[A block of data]
━━━━━━━━

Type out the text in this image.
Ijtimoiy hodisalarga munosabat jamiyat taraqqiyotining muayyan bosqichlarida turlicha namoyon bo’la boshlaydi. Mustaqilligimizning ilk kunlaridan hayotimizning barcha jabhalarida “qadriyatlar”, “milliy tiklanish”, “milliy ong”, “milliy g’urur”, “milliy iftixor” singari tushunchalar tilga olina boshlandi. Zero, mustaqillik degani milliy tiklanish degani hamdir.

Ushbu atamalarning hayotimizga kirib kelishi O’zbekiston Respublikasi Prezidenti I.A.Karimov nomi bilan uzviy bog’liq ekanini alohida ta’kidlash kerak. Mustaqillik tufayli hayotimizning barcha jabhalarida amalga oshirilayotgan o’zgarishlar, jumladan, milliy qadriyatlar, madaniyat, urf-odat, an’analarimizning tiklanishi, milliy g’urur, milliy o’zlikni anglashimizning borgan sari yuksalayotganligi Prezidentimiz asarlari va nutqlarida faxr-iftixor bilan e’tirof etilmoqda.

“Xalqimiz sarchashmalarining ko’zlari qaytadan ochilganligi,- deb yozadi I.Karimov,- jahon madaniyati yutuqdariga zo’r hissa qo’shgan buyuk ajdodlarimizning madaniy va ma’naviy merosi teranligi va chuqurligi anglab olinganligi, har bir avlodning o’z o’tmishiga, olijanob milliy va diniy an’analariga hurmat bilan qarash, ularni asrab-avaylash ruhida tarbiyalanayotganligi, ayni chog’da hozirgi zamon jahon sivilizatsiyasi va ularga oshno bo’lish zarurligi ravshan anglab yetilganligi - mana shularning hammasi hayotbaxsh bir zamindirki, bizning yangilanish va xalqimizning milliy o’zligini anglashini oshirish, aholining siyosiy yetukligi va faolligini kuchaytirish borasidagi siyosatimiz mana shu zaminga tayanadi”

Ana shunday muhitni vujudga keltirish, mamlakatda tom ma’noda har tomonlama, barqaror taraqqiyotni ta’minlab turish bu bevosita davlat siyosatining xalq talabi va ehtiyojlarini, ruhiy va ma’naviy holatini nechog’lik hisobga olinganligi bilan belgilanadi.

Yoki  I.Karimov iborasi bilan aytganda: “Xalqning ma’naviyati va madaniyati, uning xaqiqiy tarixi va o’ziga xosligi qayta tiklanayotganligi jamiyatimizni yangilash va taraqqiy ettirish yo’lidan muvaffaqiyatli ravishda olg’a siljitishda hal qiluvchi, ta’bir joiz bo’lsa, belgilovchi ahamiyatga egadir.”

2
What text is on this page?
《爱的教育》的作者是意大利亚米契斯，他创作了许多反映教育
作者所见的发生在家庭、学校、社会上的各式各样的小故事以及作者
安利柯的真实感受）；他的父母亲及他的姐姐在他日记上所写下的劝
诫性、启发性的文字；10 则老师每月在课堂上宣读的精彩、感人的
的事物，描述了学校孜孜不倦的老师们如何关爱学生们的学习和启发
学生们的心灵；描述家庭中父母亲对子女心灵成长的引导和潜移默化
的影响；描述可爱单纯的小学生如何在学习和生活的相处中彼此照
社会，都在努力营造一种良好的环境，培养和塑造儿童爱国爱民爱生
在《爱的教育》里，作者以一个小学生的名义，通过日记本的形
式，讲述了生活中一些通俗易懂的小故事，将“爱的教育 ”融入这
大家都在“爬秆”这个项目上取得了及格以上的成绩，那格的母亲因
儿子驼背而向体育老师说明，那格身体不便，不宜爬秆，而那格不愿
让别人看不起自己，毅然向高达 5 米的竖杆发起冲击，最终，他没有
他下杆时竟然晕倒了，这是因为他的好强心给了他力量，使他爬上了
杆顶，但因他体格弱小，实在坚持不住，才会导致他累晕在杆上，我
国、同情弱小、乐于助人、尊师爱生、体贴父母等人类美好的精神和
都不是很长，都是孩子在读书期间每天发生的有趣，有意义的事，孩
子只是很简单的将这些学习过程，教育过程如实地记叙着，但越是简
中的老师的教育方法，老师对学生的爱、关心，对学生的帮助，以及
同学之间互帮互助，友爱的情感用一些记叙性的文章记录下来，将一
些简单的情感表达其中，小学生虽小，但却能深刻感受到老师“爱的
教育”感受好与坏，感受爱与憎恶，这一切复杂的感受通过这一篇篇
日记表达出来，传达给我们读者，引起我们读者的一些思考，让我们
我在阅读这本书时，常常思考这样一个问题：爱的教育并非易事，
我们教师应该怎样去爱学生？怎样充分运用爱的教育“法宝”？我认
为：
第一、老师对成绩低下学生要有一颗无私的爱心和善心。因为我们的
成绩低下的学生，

━━━━━━━━

### Written request
Look through the entries above and list every line containing "text".

### The answer
Type out the text in this image.
What text is on this page?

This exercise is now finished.